-- begin Data rows --

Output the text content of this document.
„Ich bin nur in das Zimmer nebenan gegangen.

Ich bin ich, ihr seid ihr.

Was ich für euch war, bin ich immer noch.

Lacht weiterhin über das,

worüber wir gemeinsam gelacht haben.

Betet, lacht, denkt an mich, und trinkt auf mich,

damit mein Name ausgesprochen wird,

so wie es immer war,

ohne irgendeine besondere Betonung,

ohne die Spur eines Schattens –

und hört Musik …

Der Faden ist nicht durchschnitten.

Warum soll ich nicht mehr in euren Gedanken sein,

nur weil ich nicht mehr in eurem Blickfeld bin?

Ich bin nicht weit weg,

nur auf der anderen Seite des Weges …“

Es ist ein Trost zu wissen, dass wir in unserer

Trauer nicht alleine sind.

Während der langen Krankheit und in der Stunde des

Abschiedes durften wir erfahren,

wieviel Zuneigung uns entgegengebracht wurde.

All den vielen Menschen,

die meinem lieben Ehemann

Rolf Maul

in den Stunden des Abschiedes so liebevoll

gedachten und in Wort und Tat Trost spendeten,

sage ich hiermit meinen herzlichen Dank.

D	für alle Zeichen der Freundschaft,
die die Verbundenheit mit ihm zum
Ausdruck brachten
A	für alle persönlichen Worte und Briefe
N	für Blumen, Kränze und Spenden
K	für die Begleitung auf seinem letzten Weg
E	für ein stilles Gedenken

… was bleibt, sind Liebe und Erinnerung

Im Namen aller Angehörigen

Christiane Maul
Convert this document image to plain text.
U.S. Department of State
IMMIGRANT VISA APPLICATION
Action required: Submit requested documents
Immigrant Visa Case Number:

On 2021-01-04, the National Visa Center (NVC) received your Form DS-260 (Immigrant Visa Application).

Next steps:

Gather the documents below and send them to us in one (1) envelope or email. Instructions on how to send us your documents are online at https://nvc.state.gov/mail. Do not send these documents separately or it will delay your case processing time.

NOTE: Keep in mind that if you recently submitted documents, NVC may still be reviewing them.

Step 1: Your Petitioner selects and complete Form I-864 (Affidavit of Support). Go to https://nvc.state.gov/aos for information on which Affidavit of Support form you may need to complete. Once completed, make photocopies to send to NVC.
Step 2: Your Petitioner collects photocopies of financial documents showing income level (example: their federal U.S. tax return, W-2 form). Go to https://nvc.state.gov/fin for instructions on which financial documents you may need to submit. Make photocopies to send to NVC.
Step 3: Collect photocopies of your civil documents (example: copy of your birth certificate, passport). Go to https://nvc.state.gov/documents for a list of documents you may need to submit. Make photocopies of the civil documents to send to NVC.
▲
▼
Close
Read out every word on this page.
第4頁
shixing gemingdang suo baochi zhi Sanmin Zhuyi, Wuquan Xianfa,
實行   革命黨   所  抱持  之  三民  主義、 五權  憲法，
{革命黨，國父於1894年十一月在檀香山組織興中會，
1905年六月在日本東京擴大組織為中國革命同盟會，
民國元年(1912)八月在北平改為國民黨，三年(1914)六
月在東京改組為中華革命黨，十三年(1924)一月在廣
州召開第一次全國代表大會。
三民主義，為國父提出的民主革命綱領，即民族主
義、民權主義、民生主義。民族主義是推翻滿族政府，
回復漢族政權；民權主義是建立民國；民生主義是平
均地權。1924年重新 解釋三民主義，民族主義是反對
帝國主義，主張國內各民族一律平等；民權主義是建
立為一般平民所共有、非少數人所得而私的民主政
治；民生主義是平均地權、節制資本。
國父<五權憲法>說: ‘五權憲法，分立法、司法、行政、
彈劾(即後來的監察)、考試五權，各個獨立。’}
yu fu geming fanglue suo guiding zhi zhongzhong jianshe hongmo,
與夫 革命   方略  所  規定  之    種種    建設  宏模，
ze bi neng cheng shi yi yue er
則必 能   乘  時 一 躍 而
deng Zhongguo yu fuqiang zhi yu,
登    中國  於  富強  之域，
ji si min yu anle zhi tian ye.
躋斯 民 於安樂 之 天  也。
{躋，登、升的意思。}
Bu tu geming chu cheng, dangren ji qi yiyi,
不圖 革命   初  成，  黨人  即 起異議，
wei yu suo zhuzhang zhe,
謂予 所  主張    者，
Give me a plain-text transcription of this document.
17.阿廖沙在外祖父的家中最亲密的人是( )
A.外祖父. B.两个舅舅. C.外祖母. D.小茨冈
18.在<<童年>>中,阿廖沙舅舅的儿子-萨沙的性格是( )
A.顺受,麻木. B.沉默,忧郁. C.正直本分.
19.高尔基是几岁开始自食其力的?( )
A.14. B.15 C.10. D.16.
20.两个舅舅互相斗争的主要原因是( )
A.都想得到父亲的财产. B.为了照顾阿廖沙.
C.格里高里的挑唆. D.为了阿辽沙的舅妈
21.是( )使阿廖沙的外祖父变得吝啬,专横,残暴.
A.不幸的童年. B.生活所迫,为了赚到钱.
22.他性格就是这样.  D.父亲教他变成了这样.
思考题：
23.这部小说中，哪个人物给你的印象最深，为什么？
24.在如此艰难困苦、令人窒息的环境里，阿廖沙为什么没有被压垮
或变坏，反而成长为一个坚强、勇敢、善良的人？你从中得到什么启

-- end Data rows --

Written exercise >> Return all of the entries exactly as they were supplied.

Expected output >>
Output the text content of this document.
„Ich bin nur in das Zimmer nebenan gegangen.

Ich bin ich, ihr seid ihr.

Was ich für euch war, bin ich immer noch.

Lacht weiterhin über das,

worüber wir gemeinsam gelacht haben.

Betet, lacht, denkt an mich, und trinkt auf mich,

damit mein Name ausgesprochen wird,

so wie es immer war,

ohne irgendeine besondere Betonung,

ohne die Spur eines Schattens –

und hört Musik …

Der Faden ist nicht durchschnitten.

Warum soll ich nicht mehr in euren Gedanken sein,

nur weil ich nicht mehr in eurem Blickfeld bin?

Ich bin nicht weit weg,

nur auf der anderen Seite des Weges …“

Es ist ein Trost zu wissen, dass wir in unserer

Trauer nicht alleine sind.

Während der langen Krankheit und in der Stunde des

Abschiedes durften wir erfahren,

wieviel Zuneigung uns entgegengebracht wurde.

All den vielen Menschen,

die meinem lieben Ehemann

Rolf Maul

in den Stunden des Abschiedes so liebevoll

gedachten und in Wort und Tat Trost spendeten,

sage ich hiermit meinen herzlichen Dank.

D	für alle Zeichen der Freundschaft,
die die Verbundenheit mit ihm zum
Ausdruck brachten
A	für alle persönlichen Worte und Briefe
N	für Blumen, Kränze und Spenden
K	für die Begleitung auf seinem letzten Weg
E	für ein stilles Gedenken

… was bleibt, sind Liebe und Erinnerung

Im Namen aller Angehörigen

Christiane Maul
Convert this document image to plain text.
U.S. Department of State
IMMIGRANT VISA APPLICATION
Action required: Submit requested documents
Immigrant Visa Case Number:

On 2021-01-04, the National Visa Center (NVC) received your Form DS-260 (Immigrant Visa Application).

Next steps:

Gather the documents below and send them to us in one (1) envelope or email. Instructions on how to send us your documents are online at https://nvc.state.gov/mail. Do not send these documents separately or it will delay your case processing time.

NOTE: Keep in mind that if you recently submitted documents, NVC may still be reviewing them.

Step 1: Your Petitioner selects and complete Form I-864 (Affidavit of Support). Go to https://nvc.state.gov/aos for information on which Affidavit of Support form you may need to complete. Once completed, make photocopies to send to NVC.
Step 2: Your Petitioner collects photocopies of financial documents showing income level (example: their federal U.S. tax return, W-2 form). Go to https://nvc.state.gov/fin for instructions on which financial documents you may need to submit. Make photocopies to send to NVC.
Step 3: Collect photocopies of your civil documents (example: copy of your birth certificate, passport). Go to https://nvc.state.gov/documents for a list of documents you may need to submit. Make photocopies of the civil documents to send to NVC.
▲
▼
Close
Read out every word on this page.
第4頁
shixing gemingdang suo baochi zhi Sanmin Zhuyi, Wuquan Xianfa,
實行   革命黨   所  抱持  之  三民  主義、 五權  憲法，
{革命黨，國父於1894年十一月在檀香山組織興中會，
1905年六月在日本東京擴大組織為中國革命同盟會，
民國元年(1912)八月在北平改為國民黨，三年(1914)六
月在東京改組為中華革命黨，十三年(1924)一月在廣
州召開第一次全國代表大會。
三民主義，為國父提出的民主革命綱領，即民族主
義、民權主義、民生主義。民族主義是推翻滿族政府，
回復漢族政權；民權主義是建立民國；民生主義是平
均地權。1924年重新 解釋三民主義，民族主義是反對
帝國主義，主張國內各民族一律平等；民權主義是建
立為一般平民所共有、非少數人所得而私的民主政
治；民生主義是平均地權、節制資本。
國父<五權憲法>說: ‘五權憲法，分立法、司法、行政、
彈劾(即後來的監察)、考試五權，各個獨立。’}
yu fu geming fanglue suo guiding zhi zhongzhong jianshe hongmo,
與夫 革命   方略  所  規定  之    種種    建設  宏模，
ze bi neng cheng shi yi yue er
則必 能   乘  時 一 躍 而
deng Zhongguo yu fuqiang zhi yu,
登    中國  於  富強  之域，
ji si min yu anle zhi tian ye.
躋斯 民 於安樂 之 天  也。
{躋，登、升的意思。}
Bu tu geming chu cheng, dangren ji qi yiyi,
不圖 革命   初  成，  黨人  即 起異議，
wei yu suo zhuzhang zhe,
謂予 所  主張    者，
Give me a plain-text transcription of this document.
17.阿廖沙在外祖父的家中最亲密的人是( )
A.外祖父. B.两个舅舅. C.外祖母. D.小茨冈
18.在<<童年>>中,阿廖沙舅舅的儿子-萨沙的性格是( )
A.顺受,麻木. B.沉默,忧郁. C.正直本分.
19.高尔基是几岁开始自食其力的?( )
A.14. B.15 C.10. D.16.
20.两个舅舅互相斗争的主要原因是( )
A.都想得到父亲的财产. B.为了照顾阿廖沙.
C.格里高里的挑唆. D.为了阿辽沙的舅妈
21.是( )使阿廖沙的外祖父变得吝啬,专横,残暴.
A.不幸的童年. B.生活所迫,为了赚到钱.
22.他性格就是这样.  D.父亲教他变成了这样.
思考题：
23.这部小说中，哪个人物给你的印象最深，为什么？
24.在如此艰难困苦、令人窒息的环境里，阿廖沙为什么没有被压垮
或变坏，反而成长为一个坚强、勇敢、善良的人？你从中得到什么启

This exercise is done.